-- Your goal --
Omit all pictures and give the records below again exactly as written.

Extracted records
○ ○ ○

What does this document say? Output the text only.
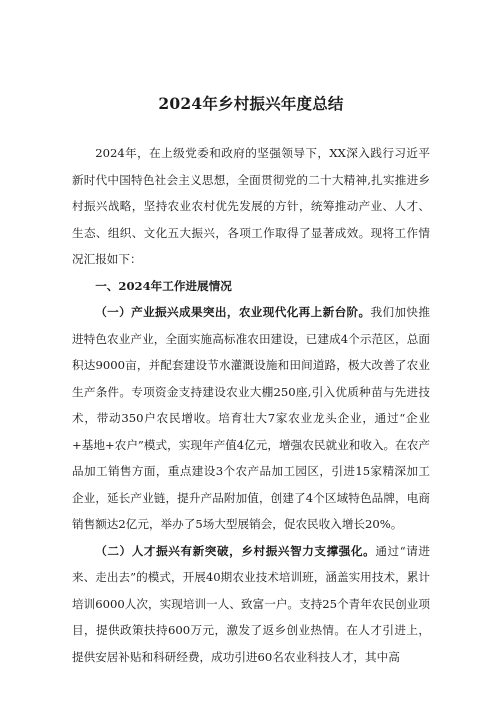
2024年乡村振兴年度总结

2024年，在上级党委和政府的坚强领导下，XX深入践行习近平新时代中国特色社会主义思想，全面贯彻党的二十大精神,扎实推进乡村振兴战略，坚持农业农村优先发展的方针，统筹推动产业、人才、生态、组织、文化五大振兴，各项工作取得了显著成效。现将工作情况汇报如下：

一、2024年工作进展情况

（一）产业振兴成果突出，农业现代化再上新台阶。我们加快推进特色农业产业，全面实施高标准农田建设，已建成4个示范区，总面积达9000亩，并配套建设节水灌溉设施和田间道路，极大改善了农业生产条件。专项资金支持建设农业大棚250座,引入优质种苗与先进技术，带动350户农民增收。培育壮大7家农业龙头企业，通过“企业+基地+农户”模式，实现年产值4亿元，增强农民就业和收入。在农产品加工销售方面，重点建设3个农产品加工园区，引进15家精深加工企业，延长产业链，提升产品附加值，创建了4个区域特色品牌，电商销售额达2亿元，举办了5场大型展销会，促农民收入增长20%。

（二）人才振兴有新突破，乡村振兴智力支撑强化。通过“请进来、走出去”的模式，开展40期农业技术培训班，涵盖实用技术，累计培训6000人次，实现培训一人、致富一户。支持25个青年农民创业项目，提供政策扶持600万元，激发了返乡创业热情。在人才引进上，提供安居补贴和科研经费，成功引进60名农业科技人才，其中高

○ ○ ○

-- Solved problem --
What does this document say? Output the text only.
2024年乡村振兴年度总结

2024年，在上级党委和政府的坚强领导下，XX深入践行习近平新时代中国特色社会主义思想，全面贯彻党的二十大精神,扎实推进乡村振兴战略，坚持农业农村优先发展的方针，统筹推动产业、人才、生态、组织、文化五大振兴，各项工作取得了显著成效。现将工作情况汇报如下：

一、2024年工作进展情况

（一）产业振兴成果突出，农业现代化再上新台阶。我们加快推进特色农业产业，全面实施高标准农田建设，已建成4个示范区，总面积达9000亩，并配套建设节水灌溉设施和田间道路，极大改善了农业生产条件。专项资金支持建设农业大棚250座,引入优质种苗与先进技术，带动350户农民增收。培育壮大7家农业龙头企业，通过“企业+基地+农户”模式，实现年产值4亿元，增强农民就业和收入。在农产品加工销售方面，重点建设3个农产品加工园区，引进15家精深加工企业，延长产业链，提升产品附加值，创建了4个区域特色品牌，电商销售额达2亿元，举办了5场大型展销会，促农民收入增长20%。

（二）人才振兴有新突破，乡村振兴智力支撑强化。通过“请进来、走出去”的模式，开展40期农业技术培训班，涵盖实用技术，累计培训6000人次，实现培训一人、致富一户。支持25个青年农民创业项目，提供政策扶持600万元，激发了返乡创业热情。在人才引进上，提供安居补贴和科研经费，成功引进60名农业科技人才，其中高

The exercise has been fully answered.